** Start **

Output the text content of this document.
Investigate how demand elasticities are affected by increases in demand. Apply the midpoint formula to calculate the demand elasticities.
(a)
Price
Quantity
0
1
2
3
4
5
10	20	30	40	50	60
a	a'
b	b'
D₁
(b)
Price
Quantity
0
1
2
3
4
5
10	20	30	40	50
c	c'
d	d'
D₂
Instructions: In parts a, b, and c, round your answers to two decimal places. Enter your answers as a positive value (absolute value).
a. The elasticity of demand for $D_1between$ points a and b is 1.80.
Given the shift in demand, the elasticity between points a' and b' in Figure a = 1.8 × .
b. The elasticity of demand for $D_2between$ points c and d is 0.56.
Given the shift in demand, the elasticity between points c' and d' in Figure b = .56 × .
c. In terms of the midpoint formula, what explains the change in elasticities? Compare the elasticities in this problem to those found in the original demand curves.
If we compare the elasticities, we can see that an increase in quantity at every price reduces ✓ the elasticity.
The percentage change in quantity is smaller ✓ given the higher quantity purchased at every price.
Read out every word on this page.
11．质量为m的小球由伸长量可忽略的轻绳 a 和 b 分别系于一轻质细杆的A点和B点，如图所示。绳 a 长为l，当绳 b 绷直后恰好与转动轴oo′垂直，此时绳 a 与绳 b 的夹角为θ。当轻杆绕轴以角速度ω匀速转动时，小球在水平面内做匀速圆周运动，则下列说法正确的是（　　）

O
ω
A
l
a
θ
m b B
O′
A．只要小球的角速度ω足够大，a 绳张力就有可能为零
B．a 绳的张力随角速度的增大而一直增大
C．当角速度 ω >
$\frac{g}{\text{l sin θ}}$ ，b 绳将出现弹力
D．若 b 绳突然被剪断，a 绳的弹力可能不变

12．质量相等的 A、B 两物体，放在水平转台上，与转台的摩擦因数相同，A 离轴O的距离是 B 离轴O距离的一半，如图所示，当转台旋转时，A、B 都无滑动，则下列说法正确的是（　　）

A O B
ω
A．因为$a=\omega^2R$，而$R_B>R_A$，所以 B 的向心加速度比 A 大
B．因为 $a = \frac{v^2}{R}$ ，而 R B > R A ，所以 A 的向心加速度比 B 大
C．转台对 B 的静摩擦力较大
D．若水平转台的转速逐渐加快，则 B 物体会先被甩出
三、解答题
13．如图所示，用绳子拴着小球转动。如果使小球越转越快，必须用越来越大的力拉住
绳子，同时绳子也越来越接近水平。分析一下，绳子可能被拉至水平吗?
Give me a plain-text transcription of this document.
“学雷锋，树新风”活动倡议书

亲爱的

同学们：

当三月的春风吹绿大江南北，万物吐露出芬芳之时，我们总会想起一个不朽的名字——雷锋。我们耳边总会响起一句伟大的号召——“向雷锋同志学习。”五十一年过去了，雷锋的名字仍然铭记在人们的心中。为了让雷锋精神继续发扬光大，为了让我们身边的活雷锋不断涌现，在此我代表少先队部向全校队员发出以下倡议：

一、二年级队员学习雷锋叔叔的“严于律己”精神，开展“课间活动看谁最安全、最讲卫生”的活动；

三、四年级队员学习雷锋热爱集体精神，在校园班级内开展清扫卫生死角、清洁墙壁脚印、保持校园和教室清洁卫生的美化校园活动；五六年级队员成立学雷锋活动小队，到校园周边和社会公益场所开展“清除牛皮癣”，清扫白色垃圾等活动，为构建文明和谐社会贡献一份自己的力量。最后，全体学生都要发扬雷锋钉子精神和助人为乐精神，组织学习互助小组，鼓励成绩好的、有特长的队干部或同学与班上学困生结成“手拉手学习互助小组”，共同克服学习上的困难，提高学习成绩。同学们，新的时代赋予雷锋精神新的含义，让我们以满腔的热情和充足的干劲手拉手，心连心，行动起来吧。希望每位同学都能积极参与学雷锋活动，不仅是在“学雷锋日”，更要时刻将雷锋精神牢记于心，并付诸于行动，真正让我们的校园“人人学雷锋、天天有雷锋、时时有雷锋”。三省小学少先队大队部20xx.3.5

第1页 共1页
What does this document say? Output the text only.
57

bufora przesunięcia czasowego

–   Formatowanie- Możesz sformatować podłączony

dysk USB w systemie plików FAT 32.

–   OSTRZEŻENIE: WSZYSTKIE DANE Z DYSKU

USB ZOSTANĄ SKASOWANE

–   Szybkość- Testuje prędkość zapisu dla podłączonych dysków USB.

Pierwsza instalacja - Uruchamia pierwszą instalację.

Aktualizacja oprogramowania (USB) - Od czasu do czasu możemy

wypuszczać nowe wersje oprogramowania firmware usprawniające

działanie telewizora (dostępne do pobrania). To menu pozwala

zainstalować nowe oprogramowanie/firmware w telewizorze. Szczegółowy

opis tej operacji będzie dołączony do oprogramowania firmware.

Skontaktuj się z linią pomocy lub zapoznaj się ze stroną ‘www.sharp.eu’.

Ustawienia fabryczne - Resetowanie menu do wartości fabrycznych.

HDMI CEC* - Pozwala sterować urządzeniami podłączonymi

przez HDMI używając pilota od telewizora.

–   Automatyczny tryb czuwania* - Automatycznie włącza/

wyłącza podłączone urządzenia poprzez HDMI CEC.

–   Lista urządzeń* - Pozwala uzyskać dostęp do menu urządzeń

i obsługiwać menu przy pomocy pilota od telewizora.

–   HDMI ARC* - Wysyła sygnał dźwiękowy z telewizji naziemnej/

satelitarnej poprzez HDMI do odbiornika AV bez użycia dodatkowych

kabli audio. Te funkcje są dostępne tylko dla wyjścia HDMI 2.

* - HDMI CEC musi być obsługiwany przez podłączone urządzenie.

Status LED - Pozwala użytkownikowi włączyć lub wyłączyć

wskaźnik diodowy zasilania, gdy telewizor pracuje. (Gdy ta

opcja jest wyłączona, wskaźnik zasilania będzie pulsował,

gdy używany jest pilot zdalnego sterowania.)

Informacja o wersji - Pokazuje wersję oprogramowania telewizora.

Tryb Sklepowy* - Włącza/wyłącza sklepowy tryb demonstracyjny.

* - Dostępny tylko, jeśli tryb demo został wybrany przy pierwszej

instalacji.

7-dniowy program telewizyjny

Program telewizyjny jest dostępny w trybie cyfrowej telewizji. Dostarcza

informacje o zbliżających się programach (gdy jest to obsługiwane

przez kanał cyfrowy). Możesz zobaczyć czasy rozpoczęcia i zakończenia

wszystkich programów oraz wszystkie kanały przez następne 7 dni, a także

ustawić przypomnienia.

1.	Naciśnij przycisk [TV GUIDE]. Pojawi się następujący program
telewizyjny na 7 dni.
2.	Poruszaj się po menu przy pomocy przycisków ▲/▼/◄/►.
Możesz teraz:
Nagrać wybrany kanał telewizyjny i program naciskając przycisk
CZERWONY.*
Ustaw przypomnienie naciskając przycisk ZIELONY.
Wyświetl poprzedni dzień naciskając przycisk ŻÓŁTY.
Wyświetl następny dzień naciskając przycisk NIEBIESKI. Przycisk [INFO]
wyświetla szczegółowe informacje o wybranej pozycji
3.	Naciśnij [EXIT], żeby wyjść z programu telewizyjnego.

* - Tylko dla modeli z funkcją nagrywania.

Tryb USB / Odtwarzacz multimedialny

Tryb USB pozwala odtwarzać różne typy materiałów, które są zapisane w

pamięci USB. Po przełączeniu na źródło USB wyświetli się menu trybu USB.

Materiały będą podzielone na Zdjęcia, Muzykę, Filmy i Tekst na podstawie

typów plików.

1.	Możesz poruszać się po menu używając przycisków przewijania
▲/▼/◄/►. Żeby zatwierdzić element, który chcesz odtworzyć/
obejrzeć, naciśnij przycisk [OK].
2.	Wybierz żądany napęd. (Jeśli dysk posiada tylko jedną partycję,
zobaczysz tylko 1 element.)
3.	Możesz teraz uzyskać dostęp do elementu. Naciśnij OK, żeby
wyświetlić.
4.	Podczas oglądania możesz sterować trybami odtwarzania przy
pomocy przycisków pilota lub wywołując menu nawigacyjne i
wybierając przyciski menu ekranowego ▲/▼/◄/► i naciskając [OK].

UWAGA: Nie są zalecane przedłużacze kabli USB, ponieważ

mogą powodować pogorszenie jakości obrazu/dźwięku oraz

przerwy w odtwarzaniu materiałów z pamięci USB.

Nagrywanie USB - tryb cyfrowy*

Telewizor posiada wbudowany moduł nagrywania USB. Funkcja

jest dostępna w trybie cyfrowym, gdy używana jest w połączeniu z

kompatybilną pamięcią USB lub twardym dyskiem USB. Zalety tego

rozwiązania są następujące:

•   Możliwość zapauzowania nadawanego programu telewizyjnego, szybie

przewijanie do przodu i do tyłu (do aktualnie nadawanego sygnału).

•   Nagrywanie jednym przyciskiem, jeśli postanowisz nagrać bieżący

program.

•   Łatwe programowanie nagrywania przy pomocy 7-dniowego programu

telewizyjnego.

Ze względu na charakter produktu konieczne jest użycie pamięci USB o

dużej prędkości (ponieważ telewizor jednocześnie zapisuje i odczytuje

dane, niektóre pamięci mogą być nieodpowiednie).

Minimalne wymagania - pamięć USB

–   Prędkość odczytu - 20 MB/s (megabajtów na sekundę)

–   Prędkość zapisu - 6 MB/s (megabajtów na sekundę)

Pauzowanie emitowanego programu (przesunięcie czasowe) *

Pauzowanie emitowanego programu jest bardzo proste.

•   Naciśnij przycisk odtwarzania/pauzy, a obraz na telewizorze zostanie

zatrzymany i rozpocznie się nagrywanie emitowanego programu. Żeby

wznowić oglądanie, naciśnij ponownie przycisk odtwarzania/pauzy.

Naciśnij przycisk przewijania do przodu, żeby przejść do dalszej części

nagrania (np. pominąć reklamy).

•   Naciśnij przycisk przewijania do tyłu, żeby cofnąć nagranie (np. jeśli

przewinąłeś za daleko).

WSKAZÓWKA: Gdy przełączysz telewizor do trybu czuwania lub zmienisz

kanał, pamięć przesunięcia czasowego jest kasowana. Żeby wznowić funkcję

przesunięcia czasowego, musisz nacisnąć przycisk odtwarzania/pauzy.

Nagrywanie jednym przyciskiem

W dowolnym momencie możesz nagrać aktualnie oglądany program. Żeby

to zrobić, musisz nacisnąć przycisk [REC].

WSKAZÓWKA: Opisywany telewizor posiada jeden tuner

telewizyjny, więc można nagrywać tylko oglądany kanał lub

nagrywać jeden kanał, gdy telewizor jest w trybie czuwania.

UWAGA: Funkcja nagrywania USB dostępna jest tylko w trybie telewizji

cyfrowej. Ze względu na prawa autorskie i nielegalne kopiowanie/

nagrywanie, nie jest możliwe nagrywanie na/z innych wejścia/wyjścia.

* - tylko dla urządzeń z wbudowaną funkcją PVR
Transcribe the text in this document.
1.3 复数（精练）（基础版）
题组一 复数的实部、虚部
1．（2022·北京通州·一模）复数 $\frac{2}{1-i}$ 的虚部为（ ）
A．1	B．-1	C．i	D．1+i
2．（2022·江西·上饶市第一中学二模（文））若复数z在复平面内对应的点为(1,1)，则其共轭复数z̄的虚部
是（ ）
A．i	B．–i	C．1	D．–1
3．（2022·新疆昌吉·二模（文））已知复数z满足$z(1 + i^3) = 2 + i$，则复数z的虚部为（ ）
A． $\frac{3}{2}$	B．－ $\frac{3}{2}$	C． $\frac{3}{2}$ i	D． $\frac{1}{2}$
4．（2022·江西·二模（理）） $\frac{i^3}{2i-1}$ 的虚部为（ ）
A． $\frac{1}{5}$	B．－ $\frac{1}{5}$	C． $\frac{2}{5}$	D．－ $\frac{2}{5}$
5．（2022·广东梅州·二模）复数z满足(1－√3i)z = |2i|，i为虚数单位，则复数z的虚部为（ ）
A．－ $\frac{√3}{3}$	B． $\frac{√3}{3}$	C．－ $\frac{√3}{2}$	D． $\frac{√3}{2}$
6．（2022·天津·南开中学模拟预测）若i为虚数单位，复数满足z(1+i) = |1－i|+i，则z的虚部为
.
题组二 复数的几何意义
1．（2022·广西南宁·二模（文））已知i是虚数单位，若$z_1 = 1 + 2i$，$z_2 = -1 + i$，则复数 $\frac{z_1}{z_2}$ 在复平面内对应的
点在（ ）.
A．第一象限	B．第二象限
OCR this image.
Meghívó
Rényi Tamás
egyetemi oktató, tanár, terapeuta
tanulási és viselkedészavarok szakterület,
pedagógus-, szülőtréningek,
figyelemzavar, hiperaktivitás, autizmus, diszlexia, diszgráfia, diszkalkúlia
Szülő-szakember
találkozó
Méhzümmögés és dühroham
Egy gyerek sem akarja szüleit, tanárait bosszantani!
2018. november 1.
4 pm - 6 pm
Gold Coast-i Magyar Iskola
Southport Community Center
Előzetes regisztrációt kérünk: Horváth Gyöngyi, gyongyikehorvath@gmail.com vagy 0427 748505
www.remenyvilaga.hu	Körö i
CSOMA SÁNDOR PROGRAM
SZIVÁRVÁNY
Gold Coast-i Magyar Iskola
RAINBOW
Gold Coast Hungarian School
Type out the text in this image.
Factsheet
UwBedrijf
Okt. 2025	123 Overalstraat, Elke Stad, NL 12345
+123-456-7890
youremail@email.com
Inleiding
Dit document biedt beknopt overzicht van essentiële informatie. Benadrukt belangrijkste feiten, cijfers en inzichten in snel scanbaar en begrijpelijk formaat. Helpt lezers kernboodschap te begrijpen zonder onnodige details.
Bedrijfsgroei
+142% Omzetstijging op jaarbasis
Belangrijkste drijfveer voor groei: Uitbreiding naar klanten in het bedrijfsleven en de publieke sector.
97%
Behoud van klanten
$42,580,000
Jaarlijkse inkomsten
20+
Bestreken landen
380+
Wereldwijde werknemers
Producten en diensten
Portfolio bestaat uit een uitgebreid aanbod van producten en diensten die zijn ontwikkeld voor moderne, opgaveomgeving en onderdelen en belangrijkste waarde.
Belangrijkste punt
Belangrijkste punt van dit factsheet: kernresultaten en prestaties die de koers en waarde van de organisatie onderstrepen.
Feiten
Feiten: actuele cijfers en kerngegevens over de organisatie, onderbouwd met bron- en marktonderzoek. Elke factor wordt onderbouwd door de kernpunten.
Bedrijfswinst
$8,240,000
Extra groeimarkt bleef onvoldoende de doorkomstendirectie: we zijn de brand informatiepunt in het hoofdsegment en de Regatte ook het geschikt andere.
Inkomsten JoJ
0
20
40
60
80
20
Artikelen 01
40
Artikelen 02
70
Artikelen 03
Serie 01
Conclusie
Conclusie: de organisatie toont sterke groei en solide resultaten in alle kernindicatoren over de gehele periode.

** End **

**TASK OBJECTIVE**
Pull out each line of the records holding the string "text".

**FINAL RESULT**
Output the text content of this document.
$\frac{g}{\text{l sin θ}}$ ，b 绳将出现弹力
Give me a plain-text transcription of this document.
What does this document say? Output the text only.
Transcribe the text in this document.
Type out the text in this image.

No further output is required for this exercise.